[Aim of the task]:
Transcribe the records below in full; pictures stay out of the copy.

Rows from a figure dataset
☆ ☆ ☆ ☆

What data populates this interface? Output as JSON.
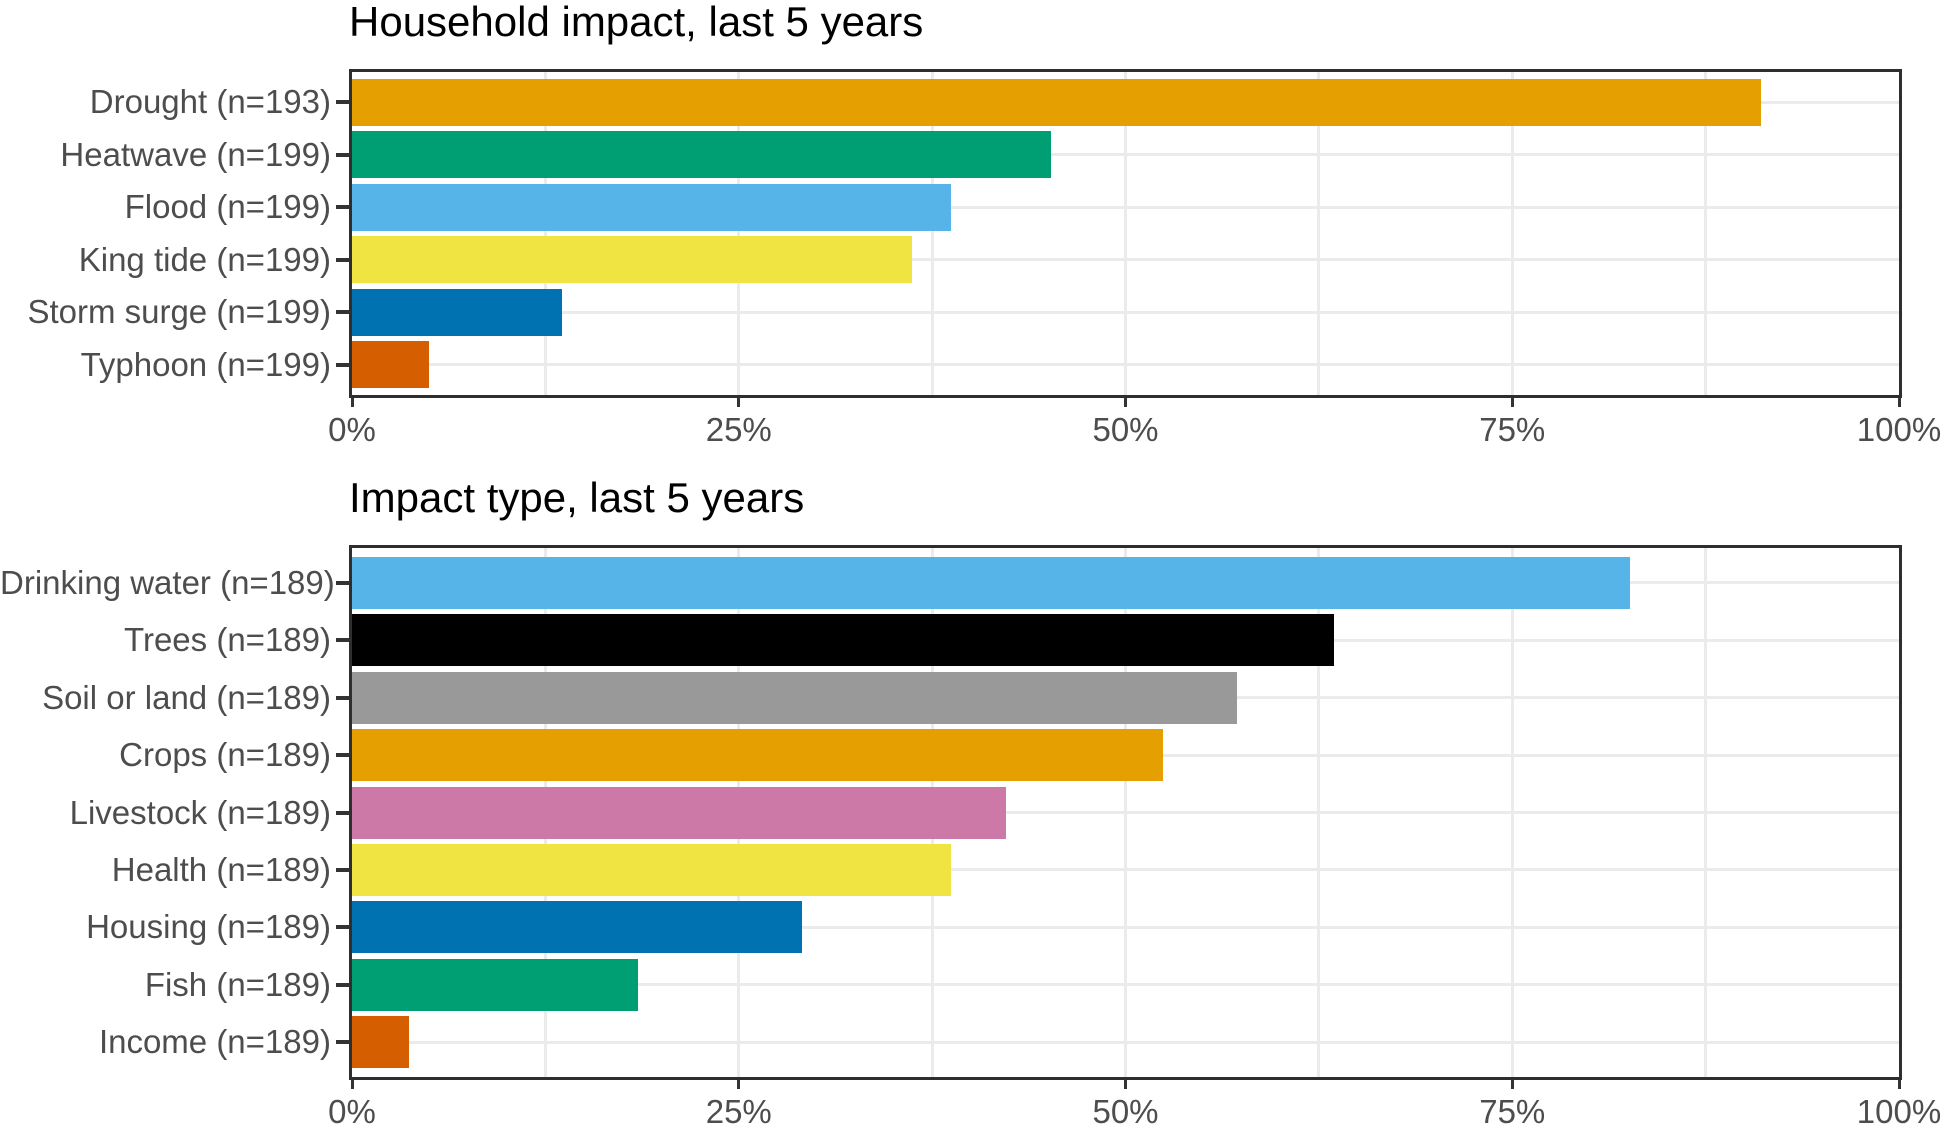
{
  "figure": {
    "background": "#FFFFFF"
  },
  "theme": {
    "title_color": "#000000",
    "axis_text_color": "#4D4D4D",
    "grid_color": "#EBEBEB",
    "panel_border_color": "#2E2E2E",
    "tick_color": "#333333",
    "palette_name": "okabe-ito",
    "palette": [
      "#E69F00",
      "#009E73",
      "#56B4E9",
      "#F0E442",
      "#0072B2",
      "#D55E00",
      "#CC79A7",
      "#000000",
      "#999999"
    ]
  },
  "chart_data": [
    {
      "type": "bar",
      "orientation": "horizontal",
      "title": "Household impact, last 5 years",
      "categories": [
        "Drought (n=193)",
        "Heatwave (n=199)",
        "Flood (n=199)",
        "King tide (n=199)",
        "Storm surge (n=199)",
        "Typhoon (n=199)"
      ],
      "values_pct": [
        91.1,
        45.2,
        38.7,
        36.2,
        13.6,
        5.0
      ],
      "bar_colors": [
        "#E69F00",
        "#009E73",
        "#56B4E9",
        "#F0E442",
        "#0072B2",
        "#D55E00"
      ],
      "xlabel": "",
      "ylabel": "",
      "xlim": [
        0,
        100
      ],
      "x_tick_labels": [
        "0%",
        "25%",
        "50%",
        "75%",
        "100%"
      ],
      "x_tick_values": [
        0,
        25,
        50,
        75,
        100
      ],
      "minor_grid_x_pct": [
        12.5,
        37.5,
        62.5,
        87.5
      ],
      "major_grid_x_pct": [
        25,
        50,
        75,
        100
      ],
      "grid": "on",
      "legend": "none"
    },
    {
      "type": "bar",
      "orientation": "horizontal",
      "title": "Impact type, last 5 years",
      "categories": [
        "Drinking water (n=189)",
        "Trees (n=189)",
        "Soil or land (n=189)",
        "Crops (n=189)",
        "Livestock (n=189)",
        "Health (n=189)",
        "Housing (n=189)",
        "Fish (n=189)",
        "Income (n=189)"
      ],
      "values_pct": [
        82.6,
        63.5,
        57.2,
        52.4,
        42.3,
        38.7,
        29.1,
        18.5,
        3.7
      ],
      "bar_colors": [
        "#56B4E9",
        "#000000",
        "#999999",
        "#E69F00",
        "#CC79A7",
        "#F0E442",
        "#0072B2",
        "#009E73",
        "#D55E00"
      ],
      "xlabel": "",
      "ylabel": "",
      "xlim": [
        0,
        100
      ],
      "x_tick_labels": [
        "0%",
        "25%",
        "50%",
        "75%",
        "100%"
      ],
      "x_tick_values": [
        0,
        25,
        50,
        75,
        100
      ],
      "minor_grid_x_pct": [
        12.5,
        37.5,
        62.5,
        87.5
      ],
      "major_grid_x_pct": [
        25,
        50,
        75,
        100
      ],
      "grid": "on",
      "legend": "none"
    }
  ]
}
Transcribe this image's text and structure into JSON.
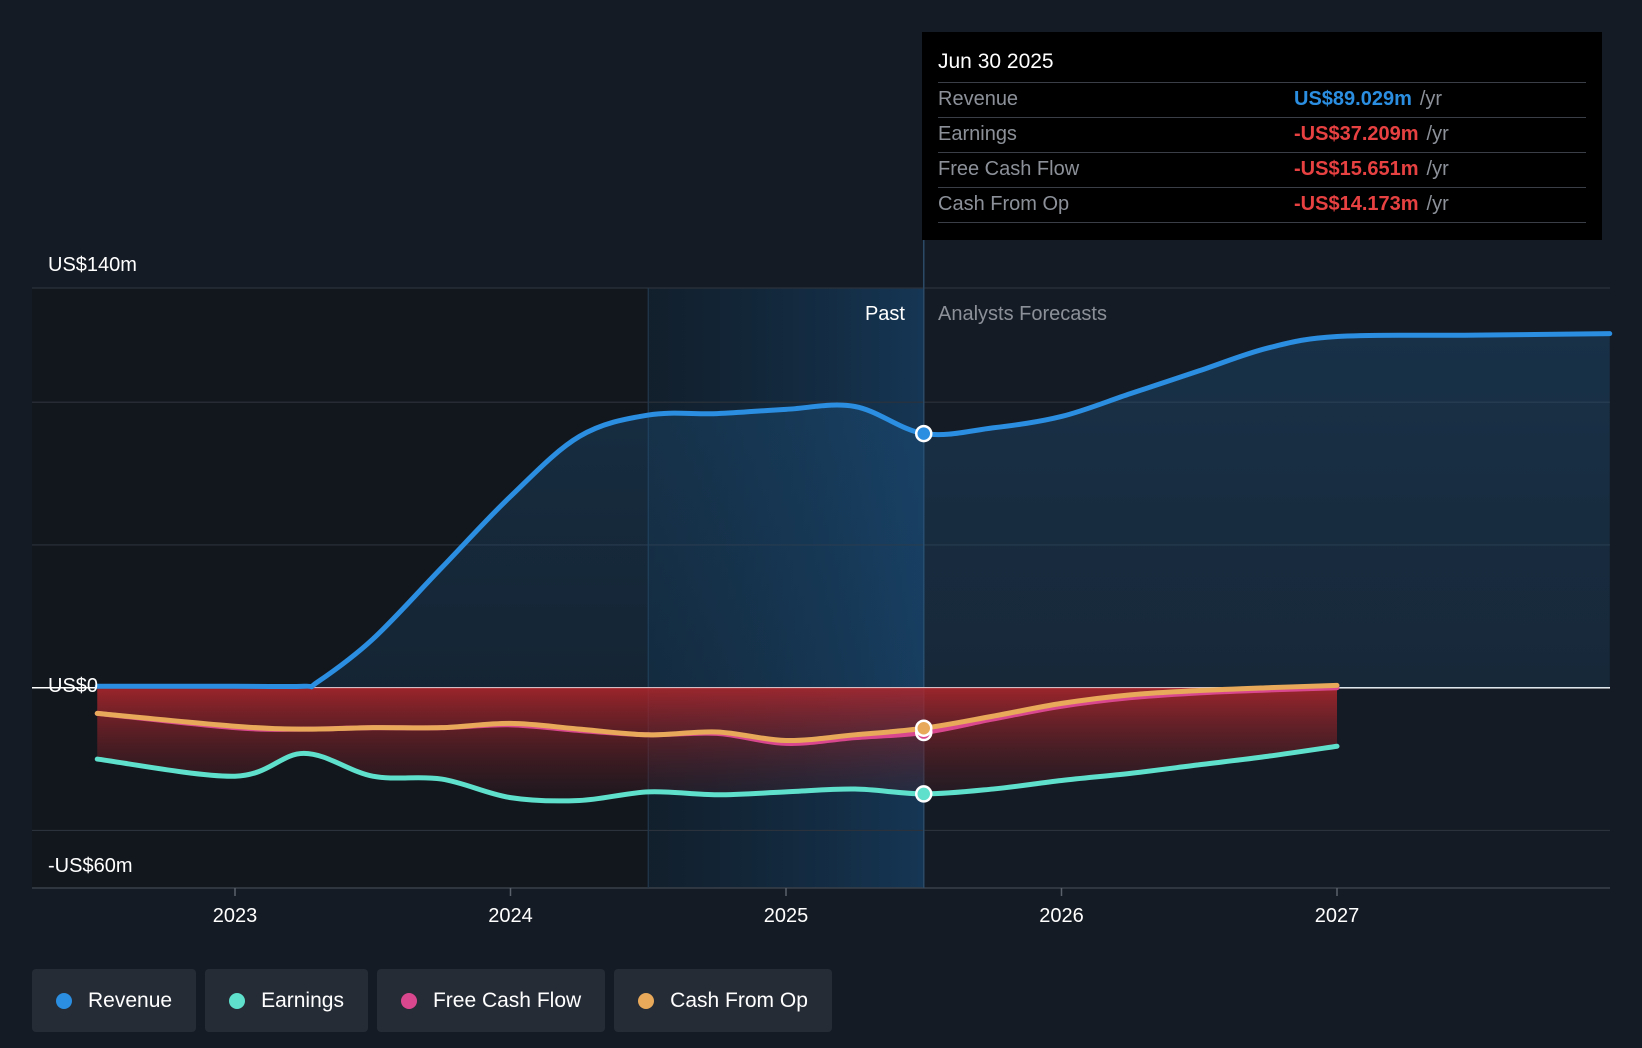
{
  "chart_data": {
    "type": "line",
    "title": "",
    "y_axis_labels": [
      "US$140m",
      "US$0",
      "-US$60m"
    ],
    "ylim": [
      -60,
      140
    ],
    "x_ticks": [
      "2023",
      "2024",
      "2025",
      "2026",
      "2027"
    ],
    "past_label": "Past",
    "forecast_label": "Analysts Forecasts",
    "series": [
      {
        "name": "Revenue",
        "color": "#2b8ee0",
        "x": [
          2022.5,
          2023.0,
          2023.25,
          2023.3,
          2023.5,
          2023.75,
          2024.0,
          2024.25,
          2024.5,
          2024.75,
          2025.0,
          2025.25,
          2025.5,
          2025.75,
          2026.0,
          2026.25,
          2026.5,
          2026.75,
          2027.0,
          2027.5,
          2027.99
        ],
        "y": [
          0.5,
          0.5,
          0.5,
          2,
          17,
          42,
          67,
          88,
          95.5,
          96,
          97.5,
          98.5,
          89.0,
          91,
          95,
          103,
          111,
          119,
          123,
          123.5,
          124
        ]
      },
      {
        "name": "Earnings",
        "color": "#5fe0cc",
        "x": [
          2022.5,
          2023.0,
          2023.25,
          2023.5,
          2023.75,
          2024.0,
          2024.25,
          2024.5,
          2024.75,
          2025.0,
          2025.25,
          2025.5,
          2025.75,
          2026.0,
          2026.25,
          2026.5,
          2026.75,
          2027.0
        ],
        "y": [
          -25,
          -31,
          -23,
          -31,
          -32,
          -38.5,
          -39.5,
          -36.5,
          -37.5,
          -36.5,
          -35.5,
          -37.2,
          -35.5,
          -32.5,
          -30,
          -27,
          -24,
          -20.5
        ]
      },
      {
        "name": "Free Cash Flow",
        "color": "#d9488f",
        "x": [
          2022.5,
          2023.0,
          2023.25,
          2023.5,
          2023.75,
          2024.0,
          2024.25,
          2024.5,
          2024.75,
          2025.0,
          2025.25,
          2025.5,
          2025.75,
          2026.0,
          2026.25,
          2026.5,
          2026.75,
          2027.0
        ],
        "y": [
          -9,
          -14,
          -14.5,
          -14,
          -14,
          -13,
          -15,
          -16.5,
          -16,
          -19.5,
          -17.5,
          -15.7,
          -11,
          -6.5,
          -3.5,
          -1.8,
          -0.8,
          0
        ]
      },
      {
        "name": "Cash From Op",
        "color": "#e8a95a",
        "x": [
          2022.5,
          2023.0,
          2023.25,
          2023.5,
          2023.75,
          2024.0,
          2024.25,
          2024.5,
          2024.75,
          2025.0,
          2025.25,
          2025.5,
          2025.75,
          2026.0,
          2026.25,
          2026.5,
          2026.75,
          2027.0
        ],
        "y": [
          -9,
          -13.5,
          -14.5,
          -14,
          -14,
          -12.5,
          -14.5,
          -16.5,
          -15.5,
          -18.5,
          -16.5,
          -14.2,
          -10,
          -5.5,
          -2.5,
          -1,
          0,
          0.8
        ]
      }
    ],
    "highlight_x": 2025.5
  },
  "tooltip": {
    "date": "Jun 30 2025",
    "rows": [
      {
        "label": "Revenue",
        "value": "US$89.029m",
        "unit": "/yr",
        "color": "#2b8ee0"
      },
      {
        "label": "Earnings",
        "value": "-US$37.209m",
        "unit": "/yr",
        "color": "#e84142"
      },
      {
        "label": "Free Cash Flow",
        "value": "-US$15.651m",
        "unit": "/yr",
        "color": "#e84142"
      },
      {
        "label": "Cash From Op",
        "value": "-US$14.173m",
        "unit": "/yr",
        "color": "#e84142"
      }
    ]
  },
  "legend": [
    {
      "label": "Revenue",
      "color": "#2b8ee0"
    },
    {
      "label": "Earnings",
      "color": "#5fe0cc"
    },
    {
      "label": "Free Cash Flow",
      "color": "#d9488f"
    },
    {
      "label": "Cash From Op",
      "color": "#e8a95a"
    }
  ]
}
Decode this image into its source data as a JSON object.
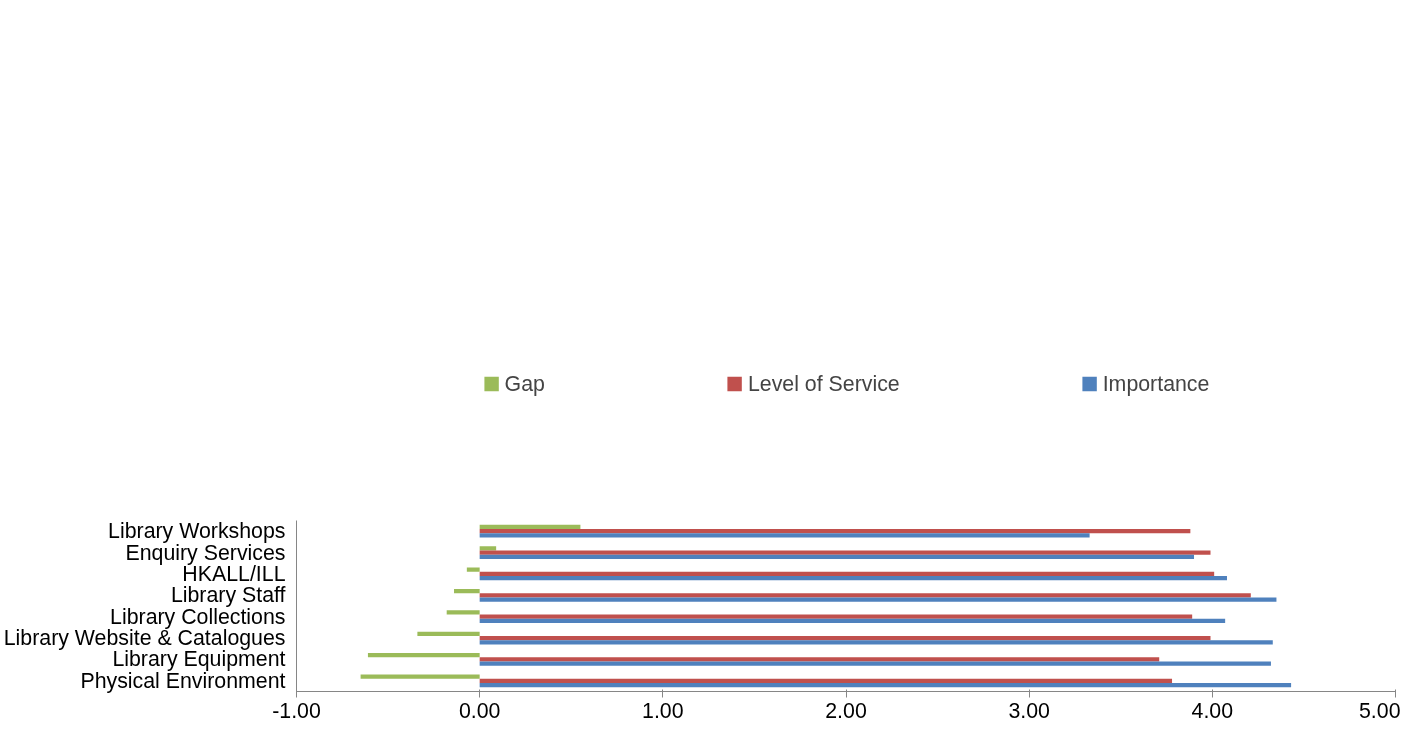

☆ ☆ ☆ ☆

[Response to this exercise]:
What data populates this interface? Output as JSON.
{
  "figure": {
    "background": "#FFFFFF"
  },
  "theme": {
    "title_color": "#000000",
    "axis_text_color": "#4D4D4D",
    "grid_color": "#EBEBEB",
    "panel_border_color": "#2E2E2E",
    "tick_color": "#333333",
    "palette_name": "okabe-ito",
    "palette": [
      "#E69F00",
      "#009E73",
      "#56B4E9",
      "#F0E442",
      "#0072B2",
      "#D55E00",
      "#CC79A7",
      "#000000",
      "#999999"
    ]
  },
  "chart_data": [
    {
      "type": "bar",
      "orientation": "horizontal",
      "title": "Household impact, last 5 years",
      "categories": [
        "Drought (n=193)",
        "Heatwave (n=199)",
        "Flood (n=199)",
        "King tide (n=199)",
        "Storm surge (n=199)",
        "Typhoon (n=199)"
      ],
      "values_pct": [
        91.1,
        45.2,
        38.7,
        36.2,
        13.6,
        5.0
      ],
      "bar_colors": [
        "#E69F00",
        "#009E73",
        "#56B4E9",
        "#F0E442",
        "#0072B2",
        "#D55E00"
      ],
      "xlabel": "",
      "ylabel": "",
      "xlim": [
        0,
        100
      ],
      "x_tick_labels": [
        "0%",
        "25%",
        "50%",
        "75%",
        "100%"
      ],
      "x_tick_values": [
        0,
        25,
        50,
        75,
        100
      ],
      "minor_grid_x_pct": [
        12.5,
        37.5,
        62.5,
        87.5
      ],
      "major_grid_x_pct": [
        25,
        50,
        75,
        100
      ],
      "grid": "on",
      "legend": "none"
    },
    {
      "type": "bar",
      "orientation": "horizontal",
      "title": "Impact type, last 5 years",
      "categories": [
        "Drinking water (n=189)",
        "Trees (n=189)",
        "Soil or land (n=189)",
        "Crops (n=189)",
        "Livestock (n=189)",
        "Health (n=189)",
        "Housing (n=189)",
        "Fish (n=189)",
        "Income (n=189)"
      ],
      "values_pct": [
        82.6,
        63.5,
        57.2,
        52.4,
        42.3,
        38.7,
        29.1,
        18.5,
        3.7
      ],
      "bar_colors": [
        "#56B4E9",
        "#000000",
        "#999999",
        "#E69F00",
        "#CC79A7",
        "#F0E442",
        "#0072B2",
        "#009E73",
        "#D55E00"
      ],
      "xlabel": "",
      "ylabel": "",
      "xlim": [
        0,
        100
      ],
      "x_tick_labels": [
        "0%",
        "25%",
        "50%",
        "75%",
        "100%"
      ],
      "x_tick_values": [
        0,
        25,
        50,
        75,
        100
      ],
      "minor_grid_x_pct": [
        12.5,
        37.5,
        62.5,
        87.5
      ],
      "major_grid_x_pct": [
        25,
        50,
        75,
        100
      ],
      "grid": "on",
      "legend": "none"
    }
  ]
}
Transcribe this image's text and structure into JSON.
{
  "chart_data": {
    "type": "line",
    "title": "",
    "y_axis_labels": [
      "US$140m",
      "US$0",
      "-US$60m"
    ],
    "ylim": [
      -60,
      140
    ],
    "x_ticks": [
      "2023",
      "2024",
      "2025",
      "2026",
      "2027"
    ],
    "past_label": "Past",
    "forecast_label": "Analysts Forecasts",
    "series": [
      {
        "name": "Revenue",
        "color": "#2b8ee0",
        "x": [
          2022.5,
          2023.0,
          2023.25,
          2023.3,
          2023.5,
          2023.75,
          2024.0,
          2024.25,
          2024.5,
          2024.75,
          2025.0,
          2025.25,
          2025.5,
          2025.75,
          2026.0,
          2026.25,
          2026.5,
          2026.75,
          2027.0,
          2027.5,
          2027.99
        ],
        "y": [
          0.5,
          0.5,
          0.5,
          2,
          17,
          42,
          67,
          88,
          95.5,
          96,
          97.5,
          98.5,
          89.0,
          91,
          95,
          103,
          111,
          119,
          123,
          123.5,
          124
        ]
      },
      {
        "name": "Earnings",
        "color": "#5fe0cc",
        "x": [
          2022.5,
          2023.0,
          2023.25,
          2023.5,
          2023.75,
          2024.0,
          2024.25,
          2024.5,
          2024.75,
          2025.0,
          2025.25,
          2025.5,
          2025.75,
          2026.0,
          2026.25,
          2026.5,
          2026.75,
          2027.0
        ],
        "y": [
          -25,
          -31,
          -23,
          -31,
          -32,
          -38.5,
          -39.5,
          -36.5,
          -37.5,
          -36.5,
          -35.5,
          -37.2,
          -35.5,
          -32.5,
          -30,
          -27,
          -24,
          -20.5
        ]
      },
      {
        "name": "Free Cash Flow",
        "color": "#d9488f",
        "x": [
          2022.5,
          2023.0,
          2023.25,
          2023.5,
          2023.75,
          2024.0,
          2024.25,
          2024.5,
          2024.75,
          2025.0,
          2025.25,
          2025.5,
          2025.75,
          2026.0,
          2026.25,
          2026.5,
          2026.75,
          2027.0
        ],
        "y": [
          -9,
          -14,
          -14.5,
          -14,
          -14,
          -13,
          -15,
          -16.5,
          -16,
          -19.5,
          -17.5,
          -15.7,
          -11,
          -6.5,
          -3.5,
          -1.8,
          -0.8,
          0
        ]
      },
      {
        "name": "Cash From Op",
        "color": "#e8a95a",
        "x": [
          2022.5,
          2023.0,
          2023.25,
          2023.5,
          2023.75,
          2024.0,
          2024.25,
          2024.5,
          2024.75,
          2025.0,
          2025.25,
          2025.5,
          2025.75,
          2026.0,
          2026.25,
          2026.5,
          2026.75,
          2027.0
        ],
        "y": [
          -9,
          -13.5,
          -14.5,
          -14,
          -14,
          -12.5,
          -14.5,
          -16.5,
          -15.5,
          -18.5,
          -16.5,
          -14.2,
          -10,
          -5.5,
          -2.5,
          -1,
          0,
          0.8
        ]
      }
    ],
    "highlight_x": 2025.5
  },
  "tooltip": {
    "date": "Jun 30 2025",
    "rows": [
      {
        "label": "Revenue",
        "value": "US$89.029m",
        "unit": "/yr",
        "color": "#2b8ee0"
      },
      {
        "label": "Earnings",
        "value": "-US$37.209m",
        "unit": "/yr",
        "color": "#e84142"
      },
      {
        "label": "Free Cash Flow",
        "value": "-US$15.651m",
        "unit": "/yr",
        "color": "#e84142"
      },
      {
        "label": "Cash From Op",
        "value": "-US$14.173m",
        "unit": "/yr",
        "color": "#e84142"
      }
    ]
  },
  "legend": [
    {
      "label": "Revenue",
      "color": "#2b8ee0"
    },
    {
      "label": "Earnings",
      "color": "#5fe0cc"
    },
    {
      "label": "Free Cash Flow",
      "color": "#d9488f"
    },
    {
      "label": "Cash From Op",
      "color": "#e8a95a"
    }
  ]
}
Decode this image into its source data as a JSON object.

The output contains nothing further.